→ **Challenge**: Tally how many lines include "this". The number is the whole answer.
--- Start of Supplied information ---
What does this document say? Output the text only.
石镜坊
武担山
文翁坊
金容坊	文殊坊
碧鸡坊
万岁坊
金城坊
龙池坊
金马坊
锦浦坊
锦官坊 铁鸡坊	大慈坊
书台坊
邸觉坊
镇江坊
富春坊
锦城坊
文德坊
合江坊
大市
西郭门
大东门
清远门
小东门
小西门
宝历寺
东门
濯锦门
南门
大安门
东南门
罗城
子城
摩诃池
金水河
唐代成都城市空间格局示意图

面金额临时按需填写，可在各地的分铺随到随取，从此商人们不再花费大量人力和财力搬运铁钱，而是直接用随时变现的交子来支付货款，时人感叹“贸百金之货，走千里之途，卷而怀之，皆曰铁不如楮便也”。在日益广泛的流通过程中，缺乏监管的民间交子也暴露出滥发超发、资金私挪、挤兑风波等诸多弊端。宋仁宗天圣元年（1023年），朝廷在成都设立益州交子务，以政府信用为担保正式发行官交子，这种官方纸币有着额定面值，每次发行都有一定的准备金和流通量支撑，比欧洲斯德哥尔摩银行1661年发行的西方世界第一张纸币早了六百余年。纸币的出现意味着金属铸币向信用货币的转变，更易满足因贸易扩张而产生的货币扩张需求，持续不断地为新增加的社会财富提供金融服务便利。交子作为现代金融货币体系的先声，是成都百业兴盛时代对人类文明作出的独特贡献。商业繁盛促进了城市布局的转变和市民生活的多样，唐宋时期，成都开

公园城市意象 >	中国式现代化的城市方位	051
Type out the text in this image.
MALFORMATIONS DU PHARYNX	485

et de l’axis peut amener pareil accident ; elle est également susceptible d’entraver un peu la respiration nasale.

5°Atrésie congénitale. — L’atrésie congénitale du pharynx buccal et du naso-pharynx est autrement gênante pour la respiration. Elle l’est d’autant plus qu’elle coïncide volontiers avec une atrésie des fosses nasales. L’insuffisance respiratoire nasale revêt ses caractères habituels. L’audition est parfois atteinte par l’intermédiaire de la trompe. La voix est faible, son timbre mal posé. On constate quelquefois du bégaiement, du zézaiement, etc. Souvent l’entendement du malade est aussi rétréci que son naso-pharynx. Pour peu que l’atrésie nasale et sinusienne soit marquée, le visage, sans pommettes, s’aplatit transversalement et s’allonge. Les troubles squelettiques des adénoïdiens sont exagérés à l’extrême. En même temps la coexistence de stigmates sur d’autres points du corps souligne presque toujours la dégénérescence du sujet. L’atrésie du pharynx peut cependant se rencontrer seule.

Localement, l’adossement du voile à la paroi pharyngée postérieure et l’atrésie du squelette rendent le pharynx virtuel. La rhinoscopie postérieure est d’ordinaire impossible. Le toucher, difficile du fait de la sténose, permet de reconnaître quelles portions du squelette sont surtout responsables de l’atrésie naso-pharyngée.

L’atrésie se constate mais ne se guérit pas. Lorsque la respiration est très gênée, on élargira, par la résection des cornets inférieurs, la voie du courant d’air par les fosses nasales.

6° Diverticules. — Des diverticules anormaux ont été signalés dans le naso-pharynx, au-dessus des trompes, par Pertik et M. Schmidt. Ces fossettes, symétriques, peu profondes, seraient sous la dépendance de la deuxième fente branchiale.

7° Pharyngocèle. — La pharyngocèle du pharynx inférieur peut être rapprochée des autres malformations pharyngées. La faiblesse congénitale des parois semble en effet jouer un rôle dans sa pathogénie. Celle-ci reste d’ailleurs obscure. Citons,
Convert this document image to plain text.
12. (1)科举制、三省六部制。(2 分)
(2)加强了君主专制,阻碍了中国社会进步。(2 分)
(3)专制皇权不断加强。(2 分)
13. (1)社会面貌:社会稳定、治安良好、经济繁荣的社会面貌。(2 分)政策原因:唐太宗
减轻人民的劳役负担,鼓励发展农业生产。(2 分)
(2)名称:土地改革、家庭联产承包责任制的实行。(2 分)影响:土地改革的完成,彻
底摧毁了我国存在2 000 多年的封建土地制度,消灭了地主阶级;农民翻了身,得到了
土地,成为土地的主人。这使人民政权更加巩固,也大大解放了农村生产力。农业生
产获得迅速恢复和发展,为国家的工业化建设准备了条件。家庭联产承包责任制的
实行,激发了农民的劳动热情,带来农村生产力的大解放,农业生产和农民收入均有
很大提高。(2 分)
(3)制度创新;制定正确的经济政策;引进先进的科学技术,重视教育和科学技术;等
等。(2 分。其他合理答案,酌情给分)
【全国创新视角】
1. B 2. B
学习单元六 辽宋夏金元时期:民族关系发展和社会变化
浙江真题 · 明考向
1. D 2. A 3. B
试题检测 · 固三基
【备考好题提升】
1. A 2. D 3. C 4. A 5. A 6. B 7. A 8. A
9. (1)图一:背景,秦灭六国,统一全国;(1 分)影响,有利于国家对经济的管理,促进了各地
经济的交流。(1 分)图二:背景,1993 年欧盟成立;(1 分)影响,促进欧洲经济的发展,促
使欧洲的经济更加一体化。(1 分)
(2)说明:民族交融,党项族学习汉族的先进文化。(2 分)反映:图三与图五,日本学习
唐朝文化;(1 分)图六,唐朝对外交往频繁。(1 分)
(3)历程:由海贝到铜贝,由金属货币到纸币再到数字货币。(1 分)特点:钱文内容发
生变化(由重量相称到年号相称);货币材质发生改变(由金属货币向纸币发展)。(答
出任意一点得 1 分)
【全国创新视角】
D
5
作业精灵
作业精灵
--- End of Supplied information ---
→ **Solved problem**: 3